* _TASK PROMPT_
Print out the entries below with no edits.

— BEGIN STORED ROWS —

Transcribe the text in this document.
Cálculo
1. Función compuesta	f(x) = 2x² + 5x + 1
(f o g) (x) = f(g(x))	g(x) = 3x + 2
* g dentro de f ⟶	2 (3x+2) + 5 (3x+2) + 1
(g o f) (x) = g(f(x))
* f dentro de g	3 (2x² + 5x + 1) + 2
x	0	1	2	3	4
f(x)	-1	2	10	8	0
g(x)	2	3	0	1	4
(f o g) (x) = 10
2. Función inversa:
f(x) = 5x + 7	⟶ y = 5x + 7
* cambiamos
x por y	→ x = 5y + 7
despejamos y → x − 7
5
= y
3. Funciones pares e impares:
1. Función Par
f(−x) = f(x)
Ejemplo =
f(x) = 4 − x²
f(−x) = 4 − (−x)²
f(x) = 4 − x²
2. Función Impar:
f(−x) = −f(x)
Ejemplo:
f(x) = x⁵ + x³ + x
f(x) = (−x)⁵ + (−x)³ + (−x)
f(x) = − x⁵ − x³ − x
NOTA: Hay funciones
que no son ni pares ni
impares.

— END STORED ROWS —

* _RESPONSE_
Transcribe the text in this document.
Cálculo
1. Función compuesta	f(x) = 2x² + 5x + 1
(f o g) (x) = f(g(x))	g(x) = 3x + 2
* g dentro de f ⟶	2 (3x+2) + 5 (3x+2) + 1
(g o f) (x) = g(f(x))
* f dentro de g	3 (2x² + 5x + 1) + 2
x	0	1	2	3	4
f(x)	-1	2	10	8	0
g(x)	2	3	0	1	4
(f o g) (x) = 10
2. Función inversa:
f(x) = 5x + 7	⟶ y = 5x + 7
* cambiamos
x por y	→ x = 5y + 7
despejamos y → x − 7
5
= y
3. Funciones pares e impares:
1. Función Par
f(−x) = f(x)
Ejemplo =
f(x) = 4 − x²
f(−x) = 4 − (−x)²
f(x) = 4 − x²
2. Función Impar:
f(−x) = −f(x)
Ejemplo:
f(x) = x⁵ + x³ + x
f(x) = (−x)⁵ + (−x)³ + (−x)
f(x) = − x⁵ − x³ − x
NOTA: Hay funciones
que no son ni pares ni
impares.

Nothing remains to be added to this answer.